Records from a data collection
▬▬▬▬▬▬

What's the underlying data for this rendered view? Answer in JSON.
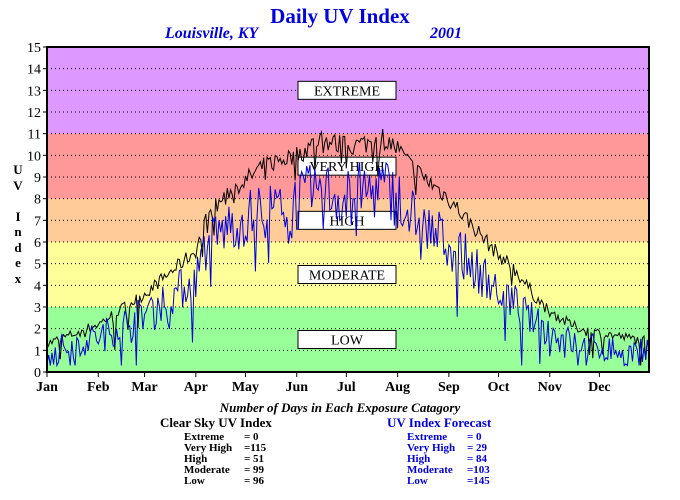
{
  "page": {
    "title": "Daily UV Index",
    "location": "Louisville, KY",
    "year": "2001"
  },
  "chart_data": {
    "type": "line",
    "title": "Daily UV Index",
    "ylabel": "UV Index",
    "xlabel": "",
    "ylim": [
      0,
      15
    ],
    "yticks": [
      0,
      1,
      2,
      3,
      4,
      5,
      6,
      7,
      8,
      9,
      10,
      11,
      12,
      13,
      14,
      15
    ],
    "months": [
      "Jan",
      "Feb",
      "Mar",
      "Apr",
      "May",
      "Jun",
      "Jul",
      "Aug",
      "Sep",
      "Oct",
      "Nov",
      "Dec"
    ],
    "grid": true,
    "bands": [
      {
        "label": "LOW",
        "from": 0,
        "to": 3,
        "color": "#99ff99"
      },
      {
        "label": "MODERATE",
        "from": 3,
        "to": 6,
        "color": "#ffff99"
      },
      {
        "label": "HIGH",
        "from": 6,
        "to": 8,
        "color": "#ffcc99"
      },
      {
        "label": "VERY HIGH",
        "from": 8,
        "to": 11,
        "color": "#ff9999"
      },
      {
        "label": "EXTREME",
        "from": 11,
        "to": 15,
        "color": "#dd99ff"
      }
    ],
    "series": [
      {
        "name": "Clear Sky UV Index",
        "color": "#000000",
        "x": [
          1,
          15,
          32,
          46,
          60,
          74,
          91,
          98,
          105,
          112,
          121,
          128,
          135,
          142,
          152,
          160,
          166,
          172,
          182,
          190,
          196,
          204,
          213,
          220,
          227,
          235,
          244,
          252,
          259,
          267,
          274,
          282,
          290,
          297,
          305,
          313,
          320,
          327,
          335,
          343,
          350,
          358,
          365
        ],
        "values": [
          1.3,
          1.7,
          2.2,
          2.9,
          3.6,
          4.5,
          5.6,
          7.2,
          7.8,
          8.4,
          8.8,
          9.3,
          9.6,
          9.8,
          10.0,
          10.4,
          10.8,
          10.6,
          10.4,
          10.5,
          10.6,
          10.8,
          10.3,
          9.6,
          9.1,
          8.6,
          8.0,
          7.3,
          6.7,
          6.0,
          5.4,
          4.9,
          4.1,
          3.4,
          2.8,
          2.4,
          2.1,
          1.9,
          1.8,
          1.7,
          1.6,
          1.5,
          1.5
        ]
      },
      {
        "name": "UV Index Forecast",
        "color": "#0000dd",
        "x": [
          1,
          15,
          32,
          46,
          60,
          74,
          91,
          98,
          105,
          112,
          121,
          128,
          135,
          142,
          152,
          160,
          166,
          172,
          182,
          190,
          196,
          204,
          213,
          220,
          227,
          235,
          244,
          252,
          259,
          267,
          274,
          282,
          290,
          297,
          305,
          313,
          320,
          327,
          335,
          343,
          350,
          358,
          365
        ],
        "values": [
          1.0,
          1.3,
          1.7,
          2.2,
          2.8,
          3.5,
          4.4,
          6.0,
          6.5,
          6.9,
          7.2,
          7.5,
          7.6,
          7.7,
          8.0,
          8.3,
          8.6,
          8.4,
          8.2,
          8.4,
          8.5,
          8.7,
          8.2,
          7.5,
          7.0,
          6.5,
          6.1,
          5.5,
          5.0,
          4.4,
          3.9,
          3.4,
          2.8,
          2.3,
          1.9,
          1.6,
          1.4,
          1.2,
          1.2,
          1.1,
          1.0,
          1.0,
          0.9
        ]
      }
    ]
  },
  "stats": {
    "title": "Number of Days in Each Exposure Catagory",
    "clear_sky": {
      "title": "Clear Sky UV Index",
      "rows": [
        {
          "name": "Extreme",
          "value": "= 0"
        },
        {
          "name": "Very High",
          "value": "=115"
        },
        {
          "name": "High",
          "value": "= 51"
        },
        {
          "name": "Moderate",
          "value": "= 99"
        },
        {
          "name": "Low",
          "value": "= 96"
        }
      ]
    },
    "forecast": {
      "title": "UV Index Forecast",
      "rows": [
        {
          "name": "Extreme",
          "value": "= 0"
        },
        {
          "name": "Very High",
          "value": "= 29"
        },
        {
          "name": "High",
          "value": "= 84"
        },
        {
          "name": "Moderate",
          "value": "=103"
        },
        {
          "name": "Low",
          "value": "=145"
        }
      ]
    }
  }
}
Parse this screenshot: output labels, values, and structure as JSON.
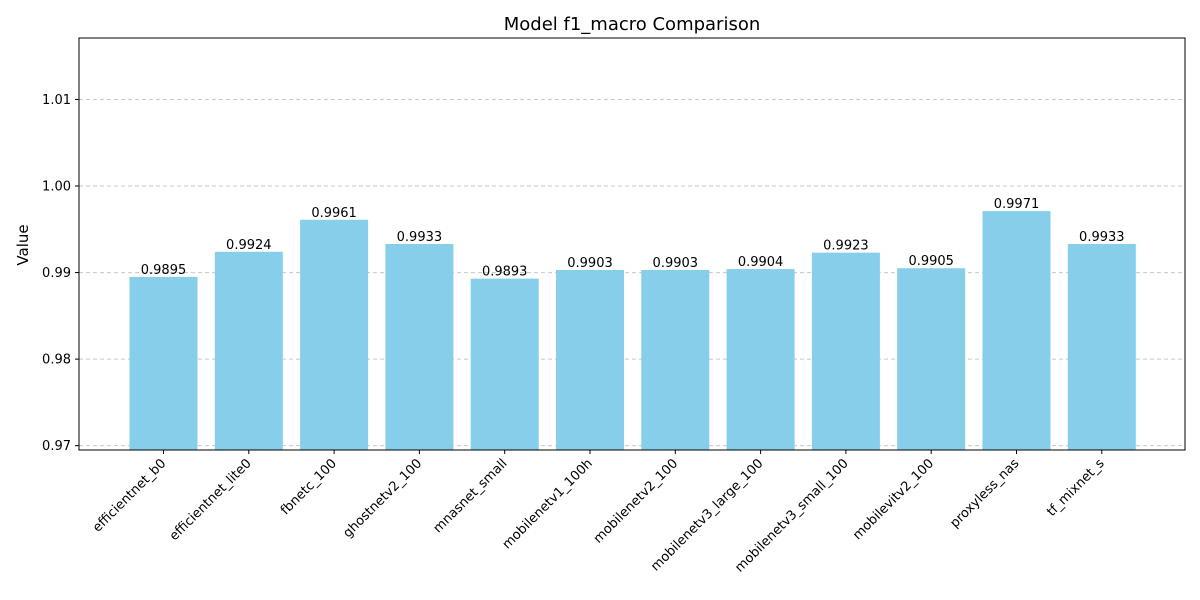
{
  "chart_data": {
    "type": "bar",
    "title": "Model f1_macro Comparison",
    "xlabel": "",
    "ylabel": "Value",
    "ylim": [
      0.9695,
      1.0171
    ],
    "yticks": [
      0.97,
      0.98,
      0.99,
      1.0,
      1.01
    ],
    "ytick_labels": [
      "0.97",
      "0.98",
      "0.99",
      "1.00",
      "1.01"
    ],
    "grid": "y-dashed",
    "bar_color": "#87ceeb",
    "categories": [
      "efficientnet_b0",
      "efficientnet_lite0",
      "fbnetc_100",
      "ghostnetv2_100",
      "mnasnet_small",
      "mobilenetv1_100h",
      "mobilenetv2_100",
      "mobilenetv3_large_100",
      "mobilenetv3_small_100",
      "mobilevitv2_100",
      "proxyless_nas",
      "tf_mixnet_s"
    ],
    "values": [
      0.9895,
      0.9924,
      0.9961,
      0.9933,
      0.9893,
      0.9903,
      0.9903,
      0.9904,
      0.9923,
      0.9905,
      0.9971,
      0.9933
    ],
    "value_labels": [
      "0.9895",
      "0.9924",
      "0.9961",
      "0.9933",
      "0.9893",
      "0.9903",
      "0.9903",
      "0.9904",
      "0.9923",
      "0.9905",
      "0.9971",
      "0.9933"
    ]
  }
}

▬▬▬▬▬▬

**TASK STATEMENT**
Omit pictures; set down the rest of the material word for word.

**FULL OUTPUT**
What's the underlying data for this rendered view? Answer in JSON.
{
  "page": {
    "title": "Daily UV Index",
    "location": "Louisville, KY",
    "year": "2001"
  },
  "chart_data": {
    "type": "line",
    "title": "Daily UV Index",
    "ylabel": "UV Index",
    "xlabel": "",
    "ylim": [
      0,
      15
    ],
    "yticks": [
      0,
      1,
      2,
      3,
      4,
      5,
      6,
      7,
      8,
      9,
      10,
      11,
      12,
      13,
      14,
      15
    ],
    "months": [
      "Jan",
      "Feb",
      "Mar",
      "Apr",
      "May",
      "Jun",
      "Jul",
      "Aug",
      "Sep",
      "Oct",
      "Nov",
      "Dec"
    ],
    "grid": true,
    "bands": [
      {
        "label": "LOW",
        "from": 0,
        "to": 3,
        "color": "#99ff99"
      },
      {
        "label": "MODERATE",
        "from": 3,
        "to": 6,
        "color": "#ffff99"
      },
      {
        "label": "HIGH",
        "from": 6,
        "to": 8,
        "color": "#ffcc99"
      },
      {
        "label": "VERY HIGH",
        "from": 8,
        "to": 11,
        "color": "#ff9999"
      },
      {
        "label": "EXTREME",
        "from": 11,
        "to": 15,
        "color": "#dd99ff"
      }
    ],
    "series": [
      {
        "name": "Clear Sky UV Index",
        "color": "#000000",
        "x": [
          1,
          15,
          32,
          46,
          60,
          74,
          91,
          98,
          105,
          112,
          121,
          128,
          135,
          142,
          152,
          160,
          166,
          172,
          182,
          190,
          196,
          204,
          213,
          220,
          227,
          235,
          244,
          252,
          259,
          267,
          274,
          282,
          290,
          297,
          305,
          313,
          320,
          327,
          335,
          343,
          350,
          358,
          365
        ],
        "values": [
          1.3,
          1.7,
          2.2,
          2.9,
          3.6,
          4.5,
          5.6,
          7.2,
          7.8,
          8.4,
          8.8,
          9.3,
          9.6,
          9.8,
          10.0,
          10.4,
          10.8,
          10.6,
          10.4,
          10.5,
          10.6,
          10.8,
          10.3,
          9.6,
          9.1,
          8.6,
          8.0,
          7.3,
          6.7,
          6.0,
          5.4,
          4.9,
          4.1,
          3.4,
          2.8,
          2.4,
          2.1,
          1.9,
          1.8,
          1.7,
          1.6,
          1.5,
          1.5
        ]
      },
      {
        "name": "UV Index Forecast",
        "color": "#0000dd",
        "x": [
          1,
          15,
          32,
          46,
          60,
          74,
          91,
          98,
          105,
          112,
          121,
          128,
          135,
          142,
          152,
          160,
          166,
          172,
          182,
          190,
          196,
          204,
          213,
          220,
          227,
          235,
          244,
          252,
          259,
          267,
          274,
          282,
          290,
          297,
          305,
          313,
          320,
          327,
          335,
          343,
          350,
          358,
          365
        ],
        "values": [
          1.0,
          1.3,
          1.7,
          2.2,
          2.8,
          3.5,
          4.4,
          6.0,
          6.5,
          6.9,
          7.2,
          7.5,
          7.6,
          7.7,
          8.0,
          8.3,
          8.6,
          8.4,
          8.2,
          8.4,
          8.5,
          8.7,
          8.2,
          7.5,
          7.0,
          6.5,
          6.1,
          5.5,
          5.0,
          4.4,
          3.9,
          3.4,
          2.8,
          2.3,
          1.9,
          1.6,
          1.4,
          1.2,
          1.2,
          1.1,
          1.0,
          1.0,
          0.9
        ]
      }
    ]
  },
  "stats": {
    "title": "Number of Days in Each Exposure Catagory",
    "clear_sky": {
      "title": "Clear Sky UV Index",
      "rows": [
        {
          "name": "Extreme",
          "value": "= 0"
        },
        {
          "name": "Very High",
          "value": "=115"
        },
        {
          "name": "High",
          "value": "= 51"
        },
        {
          "name": "Moderate",
          "value": "= 99"
        },
        {
          "name": "Low",
          "value": "= 96"
        }
      ]
    },
    "forecast": {
      "title": "UV Index Forecast",
      "rows": [
        {
          "name": "Extreme",
          "value": "= 0"
        },
        {
          "name": "Very High",
          "value": "= 29"
        },
        {
          "name": "High",
          "value": "= 84"
        },
        {
          "name": "Moderate",
          "value": "=103"
        },
        {
          "name": "Low",
          "value": "=145"
        }
      ]
    }
  }
}
Parse this screenshot: output labels, values, and structure as JSON.
{
  "chart_data": {
    "type": "bar",
    "title": "Model f1_macro Comparison",
    "xlabel": "",
    "ylabel": "Value",
    "ylim": [
      0.9695,
      1.0171
    ],
    "yticks": [
      0.97,
      0.98,
      0.99,
      1.0,
      1.01
    ],
    "ytick_labels": [
      "0.97",
      "0.98",
      "0.99",
      "1.00",
      "1.01"
    ],
    "grid": "y-dashed",
    "bar_color": "#87ceeb",
    "categories": [
      "efficientnet_b0",
      "efficientnet_lite0",
      "fbnetc_100",
      "ghostnetv2_100",
      "mnasnet_small",
      "mobilenetv1_100h",
      "mobilenetv2_100",
      "mobilenetv3_large_100",
      "mobilenetv3_small_100",
      "mobilevitv2_100",
      "proxyless_nas",
      "tf_mixnet_s"
    ],
    "values": [
      0.9895,
      0.9924,
      0.9961,
      0.9933,
      0.9893,
      0.9903,
      0.9903,
      0.9904,
      0.9923,
      0.9905,
      0.9971,
      0.9933
    ],
    "value_labels": [
      "0.9895",
      "0.9924",
      "0.9961",
      "0.9933",
      "0.9893",
      "0.9903",
      "0.9903",
      "0.9904",
      "0.9923",
      "0.9905",
      "0.9971",
      "0.9933"
    ]
  }
}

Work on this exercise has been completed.